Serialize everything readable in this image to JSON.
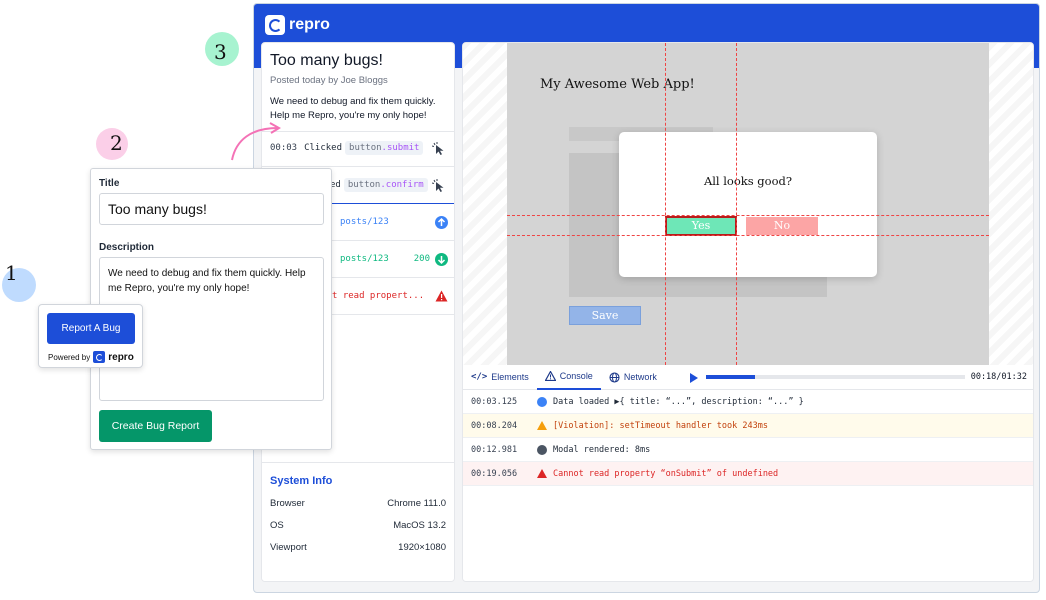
{
  "app": {
    "name": "repro"
  },
  "report": {
    "title": "Too many bugs!",
    "meta": "Posted today by Joe Bloggs",
    "description": "We need to debug and fix them quickly. Help me Repro, you're my only hope!"
  },
  "events": [
    {
      "time": "00:03",
      "action": "Clicked",
      "tag_prefix": "button",
      "tag_suffix": ".submit",
      "icon": "cursor-icon"
    },
    {
      "action_partial": "ed",
      "tag_prefix": "button",
      "tag_suffix": ".confirm",
      "icon": "cursor-icon"
    },
    {
      "text": "posts/123",
      "icon": "arrow-up-icon",
      "color": "#3b82f6"
    },
    {
      "text": "posts/123",
      "status": "200",
      "icon": "arrow-down-icon",
      "color": "#10b981"
    },
    {
      "text": "t read propert...",
      "icon": "warning-icon",
      "color": "#dc2626"
    }
  ],
  "system_info": {
    "heading": "System Info",
    "rows": [
      {
        "label": "Browser",
        "value": "Chrome 111.0"
      },
      {
        "label": "OS",
        "value": "MacOS 13.2"
      },
      {
        "label": "Viewport",
        "value": "1920×1080"
      }
    ]
  },
  "screen": {
    "site_title": "My Awesome Web App!",
    "modal_text": "All looks good?",
    "yes": "Yes",
    "no": "No",
    "save": "Save"
  },
  "devtools": {
    "tabs": [
      "Elements",
      "Console",
      "Network"
    ],
    "active_tab": "Console",
    "timer": "00:18/01:32",
    "progress": 0.19,
    "logs": [
      {
        "level": "info",
        "time": "00:03.125",
        "message": "Data loaded  ▶{ title: “...”, description: “...” }"
      },
      {
        "level": "warn",
        "time": "00:08.204",
        "message": "[Violation]: setTimeout handler took 243ms"
      },
      {
        "level": "log",
        "time": "00:12.981",
        "message": "Modal rendered: 8ms"
      },
      {
        "level": "error",
        "time": "00:19.056",
        "message": "Cannot read property “onSubmit” of undefined"
      }
    ]
  },
  "form": {
    "title_label": "Title",
    "title_value": "Too many bugs!",
    "description_label": "Description",
    "description_value": "We need to debug and fix them quickly. Help me Repro, you're my only hope!",
    "submit": "Create Bug Report"
  },
  "widget": {
    "button": "Report A Bug",
    "powered_by": "Powered by",
    "brand": "repro"
  },
  "steps": [
    "1",
    "2",
    "3"
  ],
  "colors": {
    "brand": "#1d4ed8",
    "success": "#059669",
    "step1": "#bfdbfe",
    "step2": "#fbcfe8",
    "step3": "#a7f3d0",
    "arrow": "#f472b6"
  }
}
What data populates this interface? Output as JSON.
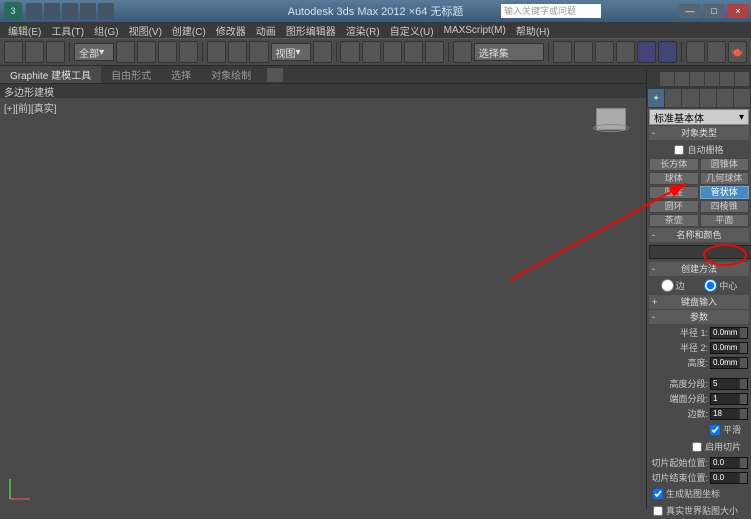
{
  "titlebar": {
    "app_logo": "3",
    "title": "Autodesk 3ds Max 2012 ×64   无标题",
    "search_placeholder": "输入关键字或问题"
  },
  "menubar": {
    "items": [
      "编辑(E)",
      "工具(T)",
      "组(G)",
      "视图(V)",
      "创建(C)",
      "修改器",
      "动画",
      "图形编辑器",
      "渲染(R)",
      "自定义(U)",
      "MAXScript(M)",
      "帮助(H)"
    ]
  },
  "toolbar": {
    "selection_filter": "全部",
    "view_mode": "视图",
    "named_set": "选择集"
  },
  "ribbon": {
    "tabs": [
      "Graphite 建模工具",
      "自由形式",
      "选择",
      "对象绘制"
    ]
  },
  "subbar": {
    "label": "多边形建模"
  },
  "viewport": {
    "label": "[+][前][真实]"
  },
  "command_panel": {
    "category": "标准基本体",
    "rollouts": {
      "object_type": {
        "title": "对象类型",
        "auto_grid": "自动栅格",
        "buttons": [
          [
            "长方体",
            "圆锥体"
          ],
          [
            "球体",
            "几何球体"
          ],
          [
            "圆柱",
            "管状体"
          ],
          [
            "圆环",
            "四棱锥"
          ],
          [
            "茶壶",
            "平面"
          ]
        ]
      },
      "name_color": {
        "title": "名称和颜色"
      },
      "creation_method": {
        "title": "创建方法",
        "opt1": "边",
        "opt2": "中心"
      },
      "keyboard": {
        "title": "键盘输入"
      },
      "parameters": {
        "title": "参数",
        "radius1_label": "半径 1:",
        "radius1_val": "0.0mm",
        "radius2_label": "半径 2:",
        "radius2_val": "0.0mm",
        "height_label": "高度:",
        "height_val": "0.0mm",
        "height_segs_label": "高度分段:",
        "height_segs_val": "5",
        "cap_segs_label": "端面分段:",
        "cap_segs_val": "1",
        "sides_label": "边数:",
        "sides_val": "18",
        "smooth": "平滑",
        "slice_on": "启用切片",
        "slice_from_label": "切片起始位置:",
        "slice_from_val": "0.0",
        "slice_to_label": "切片结束位置:",
        "slice_to_val": "0.0",
        "gen_uv": "生成贴图坐标",
        "real_world": "真实世界贴图大小"
      }
    }
  }
}
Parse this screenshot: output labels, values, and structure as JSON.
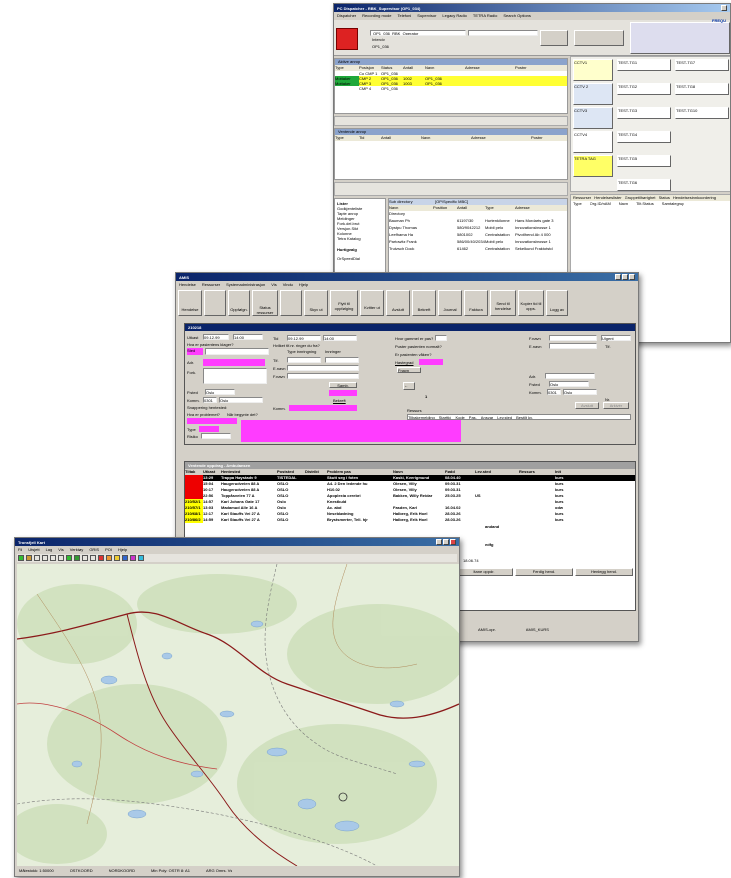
{
  "w1": {
    "title": "PC Dispatcher - RBK_Supervisor (OP1_034)",
    "menu": [
      "Dispatcher",
      "Recording mode",
      "Telefoni",
      "Supervisor",
      "Legacy Radio",
      "TETRA Radio",
      "Search Options"
    ],
    "user": "OP1_036_RBK_Operator",
    "field2": "Interciv",
    "field3": "OP1_036",
    "panel1": "Aktive anrop",
    "cols1": [
      "Type",
      "Posisjon",
      "Status",
      "Antall",
      "Navn",
      "Adresse",
      "Postnr"
    ],
    "rows1": [
      [
        "",
        "Co CMP 1",
        "OP1_036",
        "",
        "",
        "",
        ""
      ],
      [
        "Mottaker",
        "CMP 2",
        "OP1_036",
        "1002",
        "OP1_036",
        "",
        ""
      ],
      [
        "Mottaker",
        "CMP 3",
        "OP1_036",
        "1003",
        "OP1_036",
        "",
        ""
      ],
      [
        "",
        "CMP 4",
        "OP1_036",
        "",
        "",
        "",
        ""
      ]
    ],
    "panel2": "Ventende anrop",
    "cols2": [
      "Type",
      "Tid",
      "Antall",
      "Navn",
      "Adresse",
      "Postnr"
    ],
    "list_header": "Sub directory",
    "list_path": "[OP/Specific MBC]",
    "lhs": [
      "Lister",
      "Godkjenteliste",
      "Tapte anrop",
      "Meldinger",
      "Fork.del.brut",
      "Versjon.Sikt",
      "Kolonne",
      "Tetra Katalog",
      "Hurtigvalg",
      "OrSpeedDial"
    ],
    "lcols": [
      "Navn",
      "Position",
      "Antall",
      "Type",
      "Adresse"
    ],
    "lrows": [
      [
        "Directory",
        "",
        "",
        "",
        ""
      ],
      [
        "Bauman Ph",
        "",
        "61197/30",
        "Hurtenkilonne",
        "Hans Mordarts gate 3"
      ],
      [
        "Dystpu Thomas",
        "",
        "580/9042212",
        "Mobil pelo",
        "Innovationsbrosse 1"
      ],
      [
        "Leefhama Ha",
        "",
        "5801002",
        "Centralstation",
        "Pivotlhend Ab 4 000"
      ],
      [
        "Partowitz Frank",
        "",
        "586/00/40/2034",
        "Mobil pelo",
        "Innovationsbrosse 1"
      ],
      [
        "Trutzsch Dock",
        "",
        "61462",
        "Centralstation",
        "Sekelkund Fraktotstd"
      ]
    ],
    "tiles": [
      "CCTV1",
      "TEST-TG1",
      "TEST-TG7",
      "CCTV 2",
      "TEST-TG2",
      "TEST-TG8",
      "CCTV3",
      "TEST-TG3",
      "TEST-TG10",
      "CCTV4",
      "TEST-TG4",
      "TETRA TAG",
      "TEST-TG5",
      "TEST-TG6"
    ],
    "rtabs": [
      "Ressurser",
      "Hendelseslister",
      "Gruppetilhørighet",
      "Status",
      "Hendelsesinnkoordering"
    ],
    "rcols": [
      "Type",
      "Org.ID/nAM",
      "Navn",
      "Tilt.Status",
      "Samtalegrup"
    ],
    "freq": "FREQU",
    "ctt": "CTT"
  },
  "w2": {
    "title": "AMIS",
    "menu": [
      "Hendelse",
      "Ressurser",
      "Systemadministrasjon",
      "Vis",
      "Vindu",
      "Hjelp"
    ],
    "toolbar": [
      "Hendelse",
      "",
      "Oppfølgn.",
      "Status ressurser",
      "",
      "Skyv ut",
      "Flytt til oppfølging",
      "Kvitter ut",
      "Avslutt",
      "Bekreft",
      "Oppfølgn.",
      "Journal",
      "Faktura",
      "Send til hendelse",
      "Kopier tid til opps.",
      "Logg av"
    ],
    "inner_title": "210218",
    "f_utkast": "Utkast",
    "d1": "09.12.99",
    "t1": "14:00",
    "hva": "Hva er pasientens klager?",
    "sted": "Sted",
    "adr": "Adr.",
    "fork": "Fork.",
    "pted": "P.sted",
    "kom": "Komm.",
    "kom_no": "0301",
    "city": "Oslo",
    "snapping": "Snappering hentested:",
    "hva_er": "Hva er problemet?",
    "nar": "Når begynte det?",
    "type": "Type",
    "risiko": "Risiko",
    "tid": "Tid",
    "d2": "09.12.99",
    "t2": "14:00",
    "hvilket": "Hvilket tlf.nr. ringer du fra?",
    "tlf": "Tlf.",
    "enavn": "E.navn",
    "fnavn": "F.navn",
    "innringer": "Innringer",
    "type_innr": "Type innringning",
    "samtbtn": "Samb.",
    "bekreft": "Bekreft",
    "komm": "Komm.",
    "q1": "Hvor gammel er pas?",
    "q2": "Puster pasienten normalt?",
    "q3": "Er pasienten våken?",
    "hastegrad": "Hastegrad",
    "fntj": "Fnavn",
    "fnavn2": "F.navn",
    "enavn2": "E.navn",
    "tlf2": "Tlf.",
    "adr2": "Adr.",
    "pted2": "P.sted",
    "komm2": "Komm.",
    "nr": "Nr.",
    "urgent": "Ulgent",
    "ressurs": "Ressurs",
    "rcols": [
      "Tilbakemelding",
      "Starttid",
      "Kode",
      "Pas.",
      "Ansvar",
      "Nr",
      "Lev.sted",
      "Bestilt kv."
    ],
    "avslutt": "Avslutt",
    "arkiver": "Arkivér",
    "lower_title": "Ventende oppdrag - Ambulansen",
    "lcols": [
      "Tiltak",
      "Utkast",
      "Hentested",
      "Poststed",
      "Distrikt",
      "Problem pas",
      "Navn",
      "Fødd",
      "Lev.sted",
      "Ressurs",
      "Init"
    ],
    "lrows": [
      [
        "",
        "13:29",
        "Trappa Høystadv 9",
        "TISTEDAL",
        "",
        "Skutt seg i foten",
        "Kaski, Kverigmund",
        "08.04.40",
        "",
        "",
        "kurs"
      ],
      [
        "",
        "15:04",
        "Haugerudveien 88 A",
        "OSLO",
        "",
        "A4. 2 Den ledende hu",
        "Olesen, Villy",
        "09.03.31",
        "",
        "",
        "kurs"
      ],
      [
        "",
        "10:17",
        "Haugerudveien 88 A",
        "OSLO",
        "",
        "H10.02",
        "Olesen, Villy",
        "09.03.31",
        "",
        "",
        "kurs"
      ],
      [
        "",
        "22:56",
        "Toppåsveien 77 A",
        "OSLO",
        "",
        "Apoplexia cerebri",
        "Bakken, Willy Reidar",
        "25.03.25",
        "US",
        "",
        "kurs"
      ],
      [
        "210/52/1",
        "14:57",
        "Karl Johans Gate 17",
        "Oslo",
        "",
        "Knestkuld",
        "",
        "",
        "",
        "",
        "kurs"
      ],
      [
        "210/57/1",
        "13:03",
        "Madamud Alle 16 A",
        "Oslo",
        "",
        "Ac. abd",
        "Fasden, Karl",
        "16.04.02",
        "",
        "",
        "odw"
      ],
      [
        "210/68/1",
        "12:17",
        "Karl Stauffs Vei 27 A",
        "OSLO",
        "",
        "Neseblødning",
        "Halberg, Erik Hoel",
        "28.03.26",
        "",
        "",
        "kurs"
      ],
      [
        "210/86/2",
        "14:59",
        "Karl Stauffs Vei 27 A",
        "OSLO",
        "",
        "Brystsmerter, Tell. hjr",
        "Halberg, Erik Hoel",
        "28.03.26",
        "",
        "",
        "kurs"
      ]
    ],
    "extra": [
      "andand",
      "",
      "edfg",
      "",
      "18.06.74"
    ],
    "status": [
      "",
      "AMIS-opr.",
      "AMIS_KURS"
    ],
    "bottom_btns": [
      "ltane oppdr.",
      "Ferdig hend.",
      "Henlegg hend."
    ]
  },
  "w3": {
    "title": "Tronsfjell Kart",
    "menu": [
      "Fil",
      "Utsjett",
      "Lag",
      "Vis",
      "Verktøy",
      "GRIS",
      "POI",
      "Hjelp"
    ],
    "map_labels": [],
    "status": [
      "Målestokk: 1:50000",
      "OSTKOORD",
      "NORDKOORD",
      "Min Poly: OSTR 8: A1",
      "ARG Omrs. Vs"
    ]
  }
}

**What you have to do**
Check each line of the records for the word "anrop" and extract those that contain it.

**Complete answer**
    "panel1": "Aktive anrop",
    "panel2": "Ventende anrop",
      "Tapte anrop",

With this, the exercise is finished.